REQUIREMENT:
Give back a single number, the count of lines containing the word "panel".

SOURCE MATERIAL:

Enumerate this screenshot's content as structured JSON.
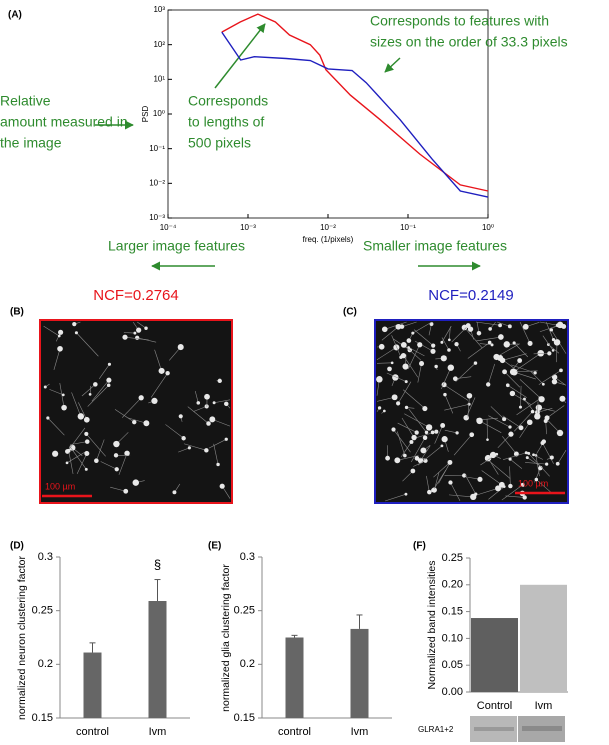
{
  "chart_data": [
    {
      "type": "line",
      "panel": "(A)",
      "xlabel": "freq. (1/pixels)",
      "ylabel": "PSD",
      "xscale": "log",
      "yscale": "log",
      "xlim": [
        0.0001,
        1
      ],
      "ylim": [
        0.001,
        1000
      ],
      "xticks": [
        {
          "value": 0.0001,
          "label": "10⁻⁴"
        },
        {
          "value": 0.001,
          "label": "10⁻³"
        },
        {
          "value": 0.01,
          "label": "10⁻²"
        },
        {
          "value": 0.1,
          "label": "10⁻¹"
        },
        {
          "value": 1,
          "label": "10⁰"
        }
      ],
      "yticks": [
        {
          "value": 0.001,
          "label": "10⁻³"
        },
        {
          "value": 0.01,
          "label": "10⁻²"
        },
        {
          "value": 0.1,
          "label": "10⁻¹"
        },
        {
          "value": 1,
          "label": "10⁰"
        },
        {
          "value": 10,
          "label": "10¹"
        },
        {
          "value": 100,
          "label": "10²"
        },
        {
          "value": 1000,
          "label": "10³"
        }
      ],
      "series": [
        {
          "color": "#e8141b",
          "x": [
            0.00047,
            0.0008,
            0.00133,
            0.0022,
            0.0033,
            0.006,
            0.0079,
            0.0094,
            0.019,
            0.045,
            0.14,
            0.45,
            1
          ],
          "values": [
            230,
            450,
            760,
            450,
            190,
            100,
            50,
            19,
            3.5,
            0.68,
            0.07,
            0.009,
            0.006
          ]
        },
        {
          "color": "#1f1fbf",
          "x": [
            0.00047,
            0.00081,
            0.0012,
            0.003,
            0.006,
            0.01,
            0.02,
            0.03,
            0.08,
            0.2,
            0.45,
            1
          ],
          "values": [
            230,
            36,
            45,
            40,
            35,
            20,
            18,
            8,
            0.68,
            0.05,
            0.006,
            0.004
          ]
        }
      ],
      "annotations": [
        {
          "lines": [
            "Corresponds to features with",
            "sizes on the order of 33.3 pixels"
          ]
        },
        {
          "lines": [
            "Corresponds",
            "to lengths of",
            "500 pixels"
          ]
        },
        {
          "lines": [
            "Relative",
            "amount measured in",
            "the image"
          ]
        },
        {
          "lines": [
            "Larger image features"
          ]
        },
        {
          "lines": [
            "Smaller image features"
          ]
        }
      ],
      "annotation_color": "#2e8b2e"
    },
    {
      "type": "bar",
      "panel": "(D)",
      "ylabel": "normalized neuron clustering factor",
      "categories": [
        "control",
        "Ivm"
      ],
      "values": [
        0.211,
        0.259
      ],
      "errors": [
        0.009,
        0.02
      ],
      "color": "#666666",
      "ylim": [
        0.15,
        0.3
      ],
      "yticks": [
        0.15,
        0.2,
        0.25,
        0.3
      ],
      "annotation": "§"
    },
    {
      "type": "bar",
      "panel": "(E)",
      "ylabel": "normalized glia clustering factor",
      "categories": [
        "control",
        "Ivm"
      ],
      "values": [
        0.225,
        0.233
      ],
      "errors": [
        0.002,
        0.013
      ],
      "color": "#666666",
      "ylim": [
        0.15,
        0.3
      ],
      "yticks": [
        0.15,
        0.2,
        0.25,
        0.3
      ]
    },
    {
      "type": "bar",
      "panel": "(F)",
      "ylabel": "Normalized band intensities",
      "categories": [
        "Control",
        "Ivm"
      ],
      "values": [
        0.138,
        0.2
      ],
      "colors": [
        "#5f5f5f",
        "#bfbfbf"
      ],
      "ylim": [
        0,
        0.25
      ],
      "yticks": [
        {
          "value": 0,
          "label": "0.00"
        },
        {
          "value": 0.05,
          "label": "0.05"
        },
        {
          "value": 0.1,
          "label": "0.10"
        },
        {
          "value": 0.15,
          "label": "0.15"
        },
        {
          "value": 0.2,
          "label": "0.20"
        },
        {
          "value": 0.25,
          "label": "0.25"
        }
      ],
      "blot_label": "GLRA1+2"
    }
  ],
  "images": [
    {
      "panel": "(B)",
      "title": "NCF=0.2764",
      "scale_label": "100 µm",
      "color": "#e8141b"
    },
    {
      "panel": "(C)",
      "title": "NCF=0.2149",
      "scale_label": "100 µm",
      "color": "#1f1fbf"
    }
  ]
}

==

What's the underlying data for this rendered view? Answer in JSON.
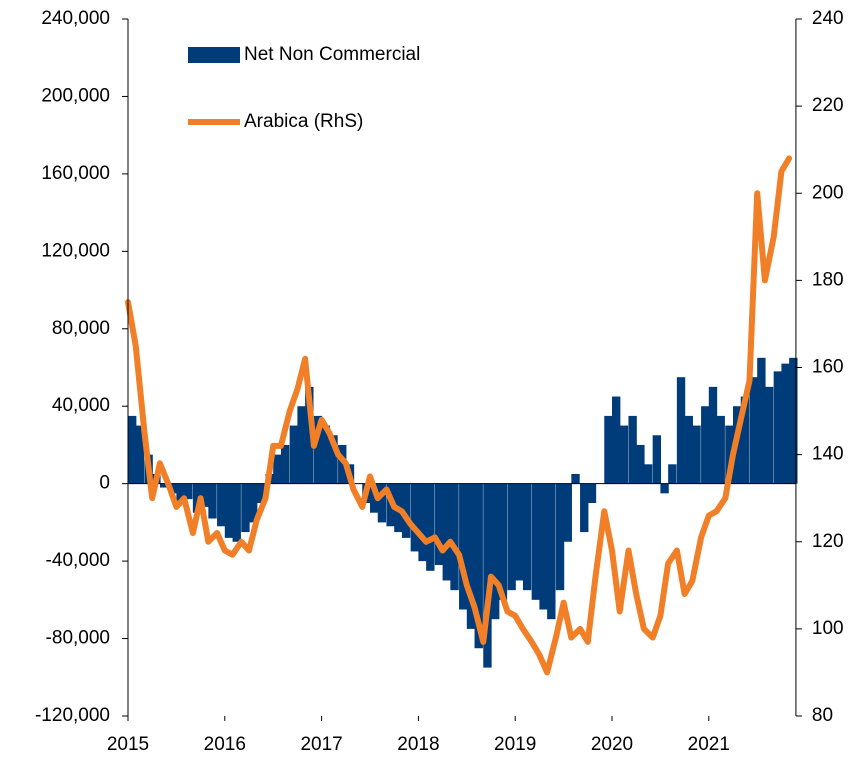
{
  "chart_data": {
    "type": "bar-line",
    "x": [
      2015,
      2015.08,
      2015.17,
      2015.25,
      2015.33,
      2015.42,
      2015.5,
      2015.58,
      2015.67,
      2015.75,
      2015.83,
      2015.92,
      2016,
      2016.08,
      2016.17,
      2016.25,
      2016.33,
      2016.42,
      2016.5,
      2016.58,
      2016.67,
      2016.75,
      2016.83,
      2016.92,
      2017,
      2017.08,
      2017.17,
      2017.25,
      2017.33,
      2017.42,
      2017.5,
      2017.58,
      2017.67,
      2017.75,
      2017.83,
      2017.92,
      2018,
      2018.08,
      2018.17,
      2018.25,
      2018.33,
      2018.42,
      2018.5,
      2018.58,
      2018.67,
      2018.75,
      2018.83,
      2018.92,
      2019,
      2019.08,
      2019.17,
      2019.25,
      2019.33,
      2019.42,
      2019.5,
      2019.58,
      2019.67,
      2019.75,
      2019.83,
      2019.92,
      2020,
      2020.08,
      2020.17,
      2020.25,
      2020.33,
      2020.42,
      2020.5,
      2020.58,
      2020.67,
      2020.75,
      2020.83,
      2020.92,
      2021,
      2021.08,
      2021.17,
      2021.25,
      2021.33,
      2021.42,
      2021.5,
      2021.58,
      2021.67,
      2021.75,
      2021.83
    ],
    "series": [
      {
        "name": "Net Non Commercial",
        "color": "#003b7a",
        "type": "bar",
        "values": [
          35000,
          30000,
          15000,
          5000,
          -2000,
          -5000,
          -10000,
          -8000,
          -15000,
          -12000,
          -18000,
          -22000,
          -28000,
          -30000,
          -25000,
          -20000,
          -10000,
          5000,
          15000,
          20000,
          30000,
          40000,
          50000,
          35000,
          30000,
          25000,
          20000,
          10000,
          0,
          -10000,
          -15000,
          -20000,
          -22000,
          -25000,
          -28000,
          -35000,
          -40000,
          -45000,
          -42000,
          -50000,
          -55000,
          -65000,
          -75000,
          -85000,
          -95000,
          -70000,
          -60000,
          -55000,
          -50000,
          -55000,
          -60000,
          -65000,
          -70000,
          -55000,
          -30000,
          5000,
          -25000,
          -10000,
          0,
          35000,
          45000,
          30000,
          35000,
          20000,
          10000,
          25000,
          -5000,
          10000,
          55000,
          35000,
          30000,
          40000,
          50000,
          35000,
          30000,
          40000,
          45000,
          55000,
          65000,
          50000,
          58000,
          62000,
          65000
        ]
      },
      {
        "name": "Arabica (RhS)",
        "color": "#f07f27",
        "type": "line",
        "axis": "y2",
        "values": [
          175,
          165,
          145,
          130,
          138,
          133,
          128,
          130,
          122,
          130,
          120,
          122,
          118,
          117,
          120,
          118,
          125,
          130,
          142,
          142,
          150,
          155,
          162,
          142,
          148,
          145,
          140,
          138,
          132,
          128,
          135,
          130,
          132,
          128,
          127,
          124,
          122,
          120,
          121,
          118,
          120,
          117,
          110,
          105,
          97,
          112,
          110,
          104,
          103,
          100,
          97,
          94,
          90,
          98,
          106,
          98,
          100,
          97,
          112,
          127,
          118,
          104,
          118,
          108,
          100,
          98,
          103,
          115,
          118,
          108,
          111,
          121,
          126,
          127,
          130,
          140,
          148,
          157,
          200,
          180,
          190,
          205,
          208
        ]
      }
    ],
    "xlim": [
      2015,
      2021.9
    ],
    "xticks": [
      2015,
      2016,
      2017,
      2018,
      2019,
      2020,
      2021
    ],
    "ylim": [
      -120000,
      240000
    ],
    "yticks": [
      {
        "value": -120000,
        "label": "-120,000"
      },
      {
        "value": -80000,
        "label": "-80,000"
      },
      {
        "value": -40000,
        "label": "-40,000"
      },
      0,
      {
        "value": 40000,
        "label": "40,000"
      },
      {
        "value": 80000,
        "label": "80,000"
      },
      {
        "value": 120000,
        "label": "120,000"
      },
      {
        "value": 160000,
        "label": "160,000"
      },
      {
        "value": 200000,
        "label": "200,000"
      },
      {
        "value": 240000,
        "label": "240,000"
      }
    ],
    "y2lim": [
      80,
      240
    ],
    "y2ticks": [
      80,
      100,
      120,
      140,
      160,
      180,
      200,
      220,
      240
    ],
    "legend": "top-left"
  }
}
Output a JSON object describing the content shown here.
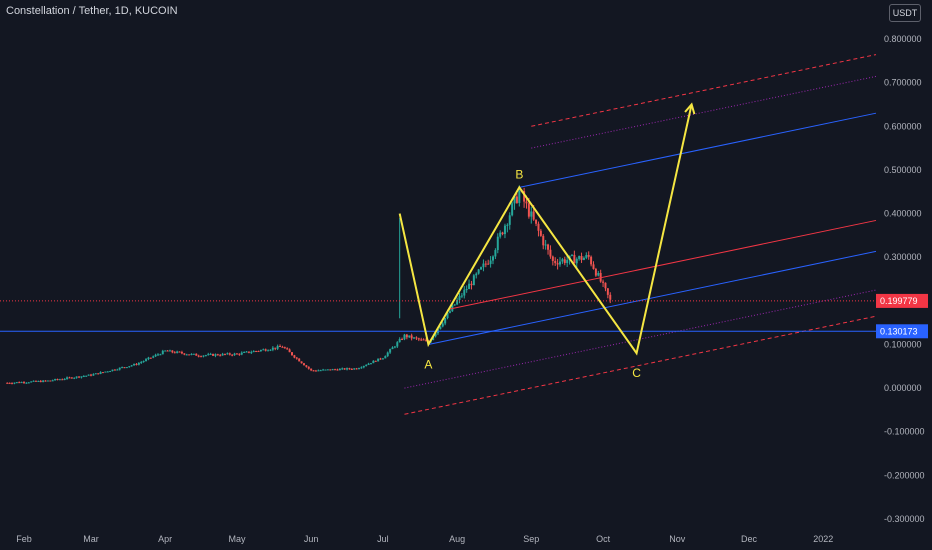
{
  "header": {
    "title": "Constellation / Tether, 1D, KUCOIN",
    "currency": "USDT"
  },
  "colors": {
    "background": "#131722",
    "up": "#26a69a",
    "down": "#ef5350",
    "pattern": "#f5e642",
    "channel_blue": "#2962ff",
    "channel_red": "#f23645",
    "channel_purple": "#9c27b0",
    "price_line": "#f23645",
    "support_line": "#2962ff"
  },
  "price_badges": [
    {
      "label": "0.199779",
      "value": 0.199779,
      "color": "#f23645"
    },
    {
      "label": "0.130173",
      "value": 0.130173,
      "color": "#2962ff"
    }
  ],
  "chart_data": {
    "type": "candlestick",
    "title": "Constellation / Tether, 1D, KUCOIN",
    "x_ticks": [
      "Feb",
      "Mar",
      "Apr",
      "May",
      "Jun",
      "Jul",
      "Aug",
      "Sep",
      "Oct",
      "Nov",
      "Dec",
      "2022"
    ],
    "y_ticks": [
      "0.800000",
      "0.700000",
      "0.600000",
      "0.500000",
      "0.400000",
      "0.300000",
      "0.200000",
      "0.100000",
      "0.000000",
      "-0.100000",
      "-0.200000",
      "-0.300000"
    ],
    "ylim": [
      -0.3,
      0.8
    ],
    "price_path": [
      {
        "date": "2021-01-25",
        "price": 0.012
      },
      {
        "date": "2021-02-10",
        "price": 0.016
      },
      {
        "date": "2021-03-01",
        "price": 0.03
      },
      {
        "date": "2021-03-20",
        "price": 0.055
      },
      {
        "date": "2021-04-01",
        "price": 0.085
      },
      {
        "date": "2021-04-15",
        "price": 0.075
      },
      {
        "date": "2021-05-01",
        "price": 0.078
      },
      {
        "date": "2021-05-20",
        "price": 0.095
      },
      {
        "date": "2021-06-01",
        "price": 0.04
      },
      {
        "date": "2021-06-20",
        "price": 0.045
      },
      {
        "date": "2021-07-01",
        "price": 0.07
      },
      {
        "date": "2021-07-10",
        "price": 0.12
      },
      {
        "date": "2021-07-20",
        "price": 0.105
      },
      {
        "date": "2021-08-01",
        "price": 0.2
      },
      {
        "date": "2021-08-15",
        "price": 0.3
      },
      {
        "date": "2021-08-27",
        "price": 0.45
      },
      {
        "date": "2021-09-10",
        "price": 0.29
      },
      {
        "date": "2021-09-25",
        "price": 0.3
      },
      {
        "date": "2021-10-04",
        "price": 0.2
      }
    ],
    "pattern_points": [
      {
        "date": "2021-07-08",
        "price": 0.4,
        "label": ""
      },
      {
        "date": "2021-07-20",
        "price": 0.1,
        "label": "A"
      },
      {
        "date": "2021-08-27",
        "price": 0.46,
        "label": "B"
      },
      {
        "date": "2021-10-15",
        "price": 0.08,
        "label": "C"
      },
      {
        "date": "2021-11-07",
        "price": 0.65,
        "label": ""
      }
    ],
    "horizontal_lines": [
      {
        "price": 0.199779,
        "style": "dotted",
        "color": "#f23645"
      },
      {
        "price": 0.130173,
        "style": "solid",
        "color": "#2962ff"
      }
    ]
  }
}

FULL RESPONSE:
6